→ **TASK DESCRIPTION**: Return the lines below that carry the word "oaths".

--- --- ---

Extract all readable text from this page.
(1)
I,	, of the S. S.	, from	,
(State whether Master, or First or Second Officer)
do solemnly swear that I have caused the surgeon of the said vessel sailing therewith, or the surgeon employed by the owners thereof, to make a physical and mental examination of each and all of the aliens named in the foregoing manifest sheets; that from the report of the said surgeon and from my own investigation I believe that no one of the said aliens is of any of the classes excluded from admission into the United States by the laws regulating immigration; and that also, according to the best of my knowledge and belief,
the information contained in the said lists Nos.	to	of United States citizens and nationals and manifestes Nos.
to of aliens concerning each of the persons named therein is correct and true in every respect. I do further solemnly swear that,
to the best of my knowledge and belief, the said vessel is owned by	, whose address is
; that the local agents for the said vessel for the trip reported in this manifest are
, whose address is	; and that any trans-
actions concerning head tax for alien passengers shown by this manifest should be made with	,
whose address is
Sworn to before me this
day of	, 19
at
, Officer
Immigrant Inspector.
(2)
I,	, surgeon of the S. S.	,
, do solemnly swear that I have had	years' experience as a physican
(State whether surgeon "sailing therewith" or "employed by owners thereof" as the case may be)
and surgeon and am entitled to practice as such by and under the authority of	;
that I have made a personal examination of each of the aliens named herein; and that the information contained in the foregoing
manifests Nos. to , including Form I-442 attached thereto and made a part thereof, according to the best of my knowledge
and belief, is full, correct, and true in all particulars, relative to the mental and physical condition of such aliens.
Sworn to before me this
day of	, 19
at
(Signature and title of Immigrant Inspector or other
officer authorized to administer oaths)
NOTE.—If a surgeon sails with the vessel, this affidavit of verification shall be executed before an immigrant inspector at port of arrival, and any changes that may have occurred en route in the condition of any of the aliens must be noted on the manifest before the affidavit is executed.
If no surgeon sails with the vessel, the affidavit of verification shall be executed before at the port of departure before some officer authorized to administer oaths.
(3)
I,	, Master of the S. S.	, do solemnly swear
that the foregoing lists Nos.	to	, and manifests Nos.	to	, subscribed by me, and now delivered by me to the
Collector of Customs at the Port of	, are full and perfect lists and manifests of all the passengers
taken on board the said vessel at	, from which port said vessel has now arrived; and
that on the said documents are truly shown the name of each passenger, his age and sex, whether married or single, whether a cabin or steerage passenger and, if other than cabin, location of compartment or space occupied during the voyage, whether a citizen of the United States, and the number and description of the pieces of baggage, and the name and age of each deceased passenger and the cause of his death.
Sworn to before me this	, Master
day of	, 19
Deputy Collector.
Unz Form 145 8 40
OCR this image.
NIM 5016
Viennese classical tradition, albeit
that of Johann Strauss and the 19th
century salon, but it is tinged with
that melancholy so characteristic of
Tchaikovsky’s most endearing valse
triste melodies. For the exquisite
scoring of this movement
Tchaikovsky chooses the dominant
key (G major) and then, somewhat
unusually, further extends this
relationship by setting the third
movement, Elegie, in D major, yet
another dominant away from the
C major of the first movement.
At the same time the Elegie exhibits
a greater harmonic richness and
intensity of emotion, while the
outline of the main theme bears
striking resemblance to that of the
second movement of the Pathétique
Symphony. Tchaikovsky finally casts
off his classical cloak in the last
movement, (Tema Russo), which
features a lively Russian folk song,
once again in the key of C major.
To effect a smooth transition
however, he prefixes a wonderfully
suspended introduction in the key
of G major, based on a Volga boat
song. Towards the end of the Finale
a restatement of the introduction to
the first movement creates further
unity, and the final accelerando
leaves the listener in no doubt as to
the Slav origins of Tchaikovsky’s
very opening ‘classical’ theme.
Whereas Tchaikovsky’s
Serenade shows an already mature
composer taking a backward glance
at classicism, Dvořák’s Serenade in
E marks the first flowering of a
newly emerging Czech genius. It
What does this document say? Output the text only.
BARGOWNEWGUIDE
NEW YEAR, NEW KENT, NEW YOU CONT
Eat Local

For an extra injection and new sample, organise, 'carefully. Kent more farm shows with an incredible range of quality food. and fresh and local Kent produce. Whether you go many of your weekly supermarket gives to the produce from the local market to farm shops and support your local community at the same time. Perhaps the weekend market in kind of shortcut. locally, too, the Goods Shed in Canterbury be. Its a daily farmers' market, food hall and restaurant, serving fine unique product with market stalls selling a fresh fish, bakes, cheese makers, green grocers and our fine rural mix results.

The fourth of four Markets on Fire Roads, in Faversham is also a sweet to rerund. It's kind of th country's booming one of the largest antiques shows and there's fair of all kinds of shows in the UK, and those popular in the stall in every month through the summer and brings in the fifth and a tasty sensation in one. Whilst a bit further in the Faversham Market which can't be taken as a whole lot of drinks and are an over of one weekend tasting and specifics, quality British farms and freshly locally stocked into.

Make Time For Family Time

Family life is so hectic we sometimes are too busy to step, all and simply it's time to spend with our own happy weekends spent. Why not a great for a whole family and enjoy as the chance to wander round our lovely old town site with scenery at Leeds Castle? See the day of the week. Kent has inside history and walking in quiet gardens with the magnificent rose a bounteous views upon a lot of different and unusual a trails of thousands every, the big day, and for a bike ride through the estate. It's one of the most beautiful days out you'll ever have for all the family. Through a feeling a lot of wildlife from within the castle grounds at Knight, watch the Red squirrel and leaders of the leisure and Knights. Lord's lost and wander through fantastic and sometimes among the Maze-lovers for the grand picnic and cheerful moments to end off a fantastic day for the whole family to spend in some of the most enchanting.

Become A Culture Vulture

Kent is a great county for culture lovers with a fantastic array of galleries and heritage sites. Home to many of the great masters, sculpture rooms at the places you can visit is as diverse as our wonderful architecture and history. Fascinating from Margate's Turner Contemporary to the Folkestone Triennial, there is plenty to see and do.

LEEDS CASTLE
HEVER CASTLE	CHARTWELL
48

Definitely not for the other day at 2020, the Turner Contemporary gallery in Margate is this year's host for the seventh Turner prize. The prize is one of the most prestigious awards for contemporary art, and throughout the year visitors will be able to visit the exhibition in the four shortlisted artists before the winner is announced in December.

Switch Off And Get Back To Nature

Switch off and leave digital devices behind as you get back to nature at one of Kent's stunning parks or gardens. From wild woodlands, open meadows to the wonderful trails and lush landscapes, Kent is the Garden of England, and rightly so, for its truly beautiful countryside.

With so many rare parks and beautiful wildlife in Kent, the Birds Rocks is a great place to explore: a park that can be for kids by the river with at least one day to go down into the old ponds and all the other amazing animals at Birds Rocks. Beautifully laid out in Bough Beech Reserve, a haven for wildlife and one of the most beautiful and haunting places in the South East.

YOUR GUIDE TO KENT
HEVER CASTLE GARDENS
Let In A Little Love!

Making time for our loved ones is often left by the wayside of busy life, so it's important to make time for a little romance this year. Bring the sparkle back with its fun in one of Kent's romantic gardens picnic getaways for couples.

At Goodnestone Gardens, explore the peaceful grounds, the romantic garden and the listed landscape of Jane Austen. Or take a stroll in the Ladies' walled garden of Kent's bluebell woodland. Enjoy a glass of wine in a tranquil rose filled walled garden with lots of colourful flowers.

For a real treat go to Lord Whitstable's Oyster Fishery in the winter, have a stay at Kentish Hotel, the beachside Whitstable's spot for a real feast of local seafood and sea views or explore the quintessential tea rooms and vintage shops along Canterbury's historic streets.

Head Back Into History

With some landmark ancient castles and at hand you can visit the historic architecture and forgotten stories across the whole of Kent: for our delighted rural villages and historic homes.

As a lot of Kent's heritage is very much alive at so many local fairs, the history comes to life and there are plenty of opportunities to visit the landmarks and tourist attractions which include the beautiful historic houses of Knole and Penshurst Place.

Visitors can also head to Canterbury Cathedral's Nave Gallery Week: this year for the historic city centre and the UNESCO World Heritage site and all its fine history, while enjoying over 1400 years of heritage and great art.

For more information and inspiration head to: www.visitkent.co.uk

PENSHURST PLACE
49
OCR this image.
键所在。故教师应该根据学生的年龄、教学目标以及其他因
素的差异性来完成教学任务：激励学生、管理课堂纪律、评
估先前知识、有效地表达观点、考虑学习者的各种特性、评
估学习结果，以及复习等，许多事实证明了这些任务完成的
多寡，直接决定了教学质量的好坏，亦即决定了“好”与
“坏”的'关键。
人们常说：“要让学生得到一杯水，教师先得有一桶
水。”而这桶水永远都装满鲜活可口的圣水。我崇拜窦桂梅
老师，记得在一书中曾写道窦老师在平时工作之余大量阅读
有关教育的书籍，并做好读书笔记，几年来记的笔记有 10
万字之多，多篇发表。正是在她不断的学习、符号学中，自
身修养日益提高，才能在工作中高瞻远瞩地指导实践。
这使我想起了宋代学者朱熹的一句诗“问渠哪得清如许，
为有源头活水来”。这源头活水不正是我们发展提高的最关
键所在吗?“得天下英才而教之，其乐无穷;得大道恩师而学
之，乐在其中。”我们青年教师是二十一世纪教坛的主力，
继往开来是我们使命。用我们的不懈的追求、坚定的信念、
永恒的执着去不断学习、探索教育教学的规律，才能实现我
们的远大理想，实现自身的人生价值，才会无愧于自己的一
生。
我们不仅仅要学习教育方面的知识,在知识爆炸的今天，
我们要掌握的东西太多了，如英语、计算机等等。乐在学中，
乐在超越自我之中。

--- --- ---

→ **RESPONSE TO THE EXERCISE**:
officer authorized to administer oaths)
If no surgeon sails with the vessel, the affidavit of verification shall be executed before at the port of departure before some officer authorized to administer oaths.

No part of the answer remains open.